* Aim of the exercise
Go through the material below and copy all lines with "大学英语四级".

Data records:
-- start --

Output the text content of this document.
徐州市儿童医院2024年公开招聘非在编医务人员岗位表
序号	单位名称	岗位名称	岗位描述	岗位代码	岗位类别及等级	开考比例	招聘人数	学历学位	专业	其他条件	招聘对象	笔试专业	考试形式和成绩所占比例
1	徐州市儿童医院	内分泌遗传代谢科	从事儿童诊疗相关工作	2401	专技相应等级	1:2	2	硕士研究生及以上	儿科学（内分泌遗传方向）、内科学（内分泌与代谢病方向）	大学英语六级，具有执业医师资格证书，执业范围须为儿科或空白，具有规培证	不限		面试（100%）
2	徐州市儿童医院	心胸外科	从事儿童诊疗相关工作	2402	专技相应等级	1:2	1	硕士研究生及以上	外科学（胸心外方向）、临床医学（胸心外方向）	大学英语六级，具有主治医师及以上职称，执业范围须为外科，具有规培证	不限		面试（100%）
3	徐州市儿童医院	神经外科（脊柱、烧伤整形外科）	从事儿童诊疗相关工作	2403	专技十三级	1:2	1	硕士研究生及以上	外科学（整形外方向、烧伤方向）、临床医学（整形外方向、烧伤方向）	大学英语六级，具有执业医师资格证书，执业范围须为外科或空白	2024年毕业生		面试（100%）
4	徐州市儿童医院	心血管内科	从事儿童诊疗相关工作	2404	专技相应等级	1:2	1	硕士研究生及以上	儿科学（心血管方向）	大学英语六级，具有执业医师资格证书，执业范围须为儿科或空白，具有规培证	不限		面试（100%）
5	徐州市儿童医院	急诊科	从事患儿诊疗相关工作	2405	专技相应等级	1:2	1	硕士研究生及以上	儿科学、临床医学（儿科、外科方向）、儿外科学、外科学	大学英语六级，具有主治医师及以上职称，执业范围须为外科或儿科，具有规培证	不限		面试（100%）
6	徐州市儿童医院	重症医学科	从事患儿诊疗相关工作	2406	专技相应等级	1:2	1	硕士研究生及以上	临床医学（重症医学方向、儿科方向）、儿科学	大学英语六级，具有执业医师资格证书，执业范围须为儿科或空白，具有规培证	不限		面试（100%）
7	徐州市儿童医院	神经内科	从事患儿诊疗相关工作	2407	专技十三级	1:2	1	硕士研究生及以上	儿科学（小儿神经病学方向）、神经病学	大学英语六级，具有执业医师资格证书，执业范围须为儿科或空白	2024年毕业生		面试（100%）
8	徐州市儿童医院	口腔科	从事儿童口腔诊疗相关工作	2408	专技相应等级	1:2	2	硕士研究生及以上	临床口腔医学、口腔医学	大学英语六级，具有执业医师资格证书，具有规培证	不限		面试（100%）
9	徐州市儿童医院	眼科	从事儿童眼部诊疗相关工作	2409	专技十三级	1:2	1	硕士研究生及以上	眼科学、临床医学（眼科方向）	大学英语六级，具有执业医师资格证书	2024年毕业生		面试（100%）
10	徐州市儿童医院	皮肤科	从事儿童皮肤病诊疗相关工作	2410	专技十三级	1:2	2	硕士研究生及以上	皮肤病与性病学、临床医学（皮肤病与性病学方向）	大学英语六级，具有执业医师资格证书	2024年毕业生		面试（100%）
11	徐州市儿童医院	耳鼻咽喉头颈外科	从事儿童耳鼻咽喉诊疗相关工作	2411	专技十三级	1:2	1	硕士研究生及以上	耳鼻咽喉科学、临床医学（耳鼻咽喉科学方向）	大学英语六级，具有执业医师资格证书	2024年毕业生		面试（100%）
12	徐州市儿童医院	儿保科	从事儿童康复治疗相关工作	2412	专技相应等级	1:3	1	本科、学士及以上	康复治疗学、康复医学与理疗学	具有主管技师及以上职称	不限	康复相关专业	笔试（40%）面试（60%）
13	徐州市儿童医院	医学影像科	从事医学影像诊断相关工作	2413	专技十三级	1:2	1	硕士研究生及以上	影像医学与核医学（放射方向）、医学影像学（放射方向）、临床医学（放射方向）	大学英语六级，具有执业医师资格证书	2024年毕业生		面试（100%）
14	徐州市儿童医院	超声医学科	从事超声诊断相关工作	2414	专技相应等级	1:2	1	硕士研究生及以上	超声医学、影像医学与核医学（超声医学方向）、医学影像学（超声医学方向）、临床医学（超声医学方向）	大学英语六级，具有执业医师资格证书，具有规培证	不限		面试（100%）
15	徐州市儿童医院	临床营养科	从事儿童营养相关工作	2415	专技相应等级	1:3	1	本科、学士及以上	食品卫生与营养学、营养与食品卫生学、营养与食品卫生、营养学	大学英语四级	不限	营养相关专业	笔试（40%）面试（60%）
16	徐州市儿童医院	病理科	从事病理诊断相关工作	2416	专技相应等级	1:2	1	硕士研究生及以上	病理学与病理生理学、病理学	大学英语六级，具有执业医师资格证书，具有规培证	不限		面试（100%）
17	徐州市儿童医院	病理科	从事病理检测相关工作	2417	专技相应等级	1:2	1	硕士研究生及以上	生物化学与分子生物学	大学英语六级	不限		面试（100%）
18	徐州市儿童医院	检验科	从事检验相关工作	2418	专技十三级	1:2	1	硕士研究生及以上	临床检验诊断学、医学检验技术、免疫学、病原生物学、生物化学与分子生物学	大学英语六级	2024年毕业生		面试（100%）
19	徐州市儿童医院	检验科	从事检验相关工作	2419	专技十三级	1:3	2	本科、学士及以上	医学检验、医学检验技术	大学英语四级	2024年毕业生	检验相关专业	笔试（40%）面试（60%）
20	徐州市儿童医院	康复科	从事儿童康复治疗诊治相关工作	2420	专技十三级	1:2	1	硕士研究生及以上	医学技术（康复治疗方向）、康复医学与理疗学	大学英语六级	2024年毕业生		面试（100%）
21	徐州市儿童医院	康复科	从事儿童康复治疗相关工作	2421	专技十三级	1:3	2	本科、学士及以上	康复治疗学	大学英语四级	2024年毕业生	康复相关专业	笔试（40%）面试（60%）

-- end --

* The completed task
15	徐州市儿童医院	临床营养科	从事儿童营养相关工作	2415	专技相应等级	1:3	1	本科、学士及以上	食品卫生与营养学、营养与食品卫生学、营养与食品卫生、营养学	大学英语四级	不限	营养相关专业	笔试（40%）面试（60%）
19	徐州市儿童医院	检验科	从事检验相关工作	2419	专技十三级	1:3	2	本科、学士及以上	医学检验、医学检验技术	大学英语四级	2024年毕业生	检验相关专业	笔试（40%）面试（60%）
21	徐州市儿童医院	康复科	从事儿童康复治疗相关工作	2421	专技十三级	1:3	2	本科、学士及以上	康复治疗学	大学英语四级	2024年毕业生	康复相关专业	笔试（40%）面试（60%）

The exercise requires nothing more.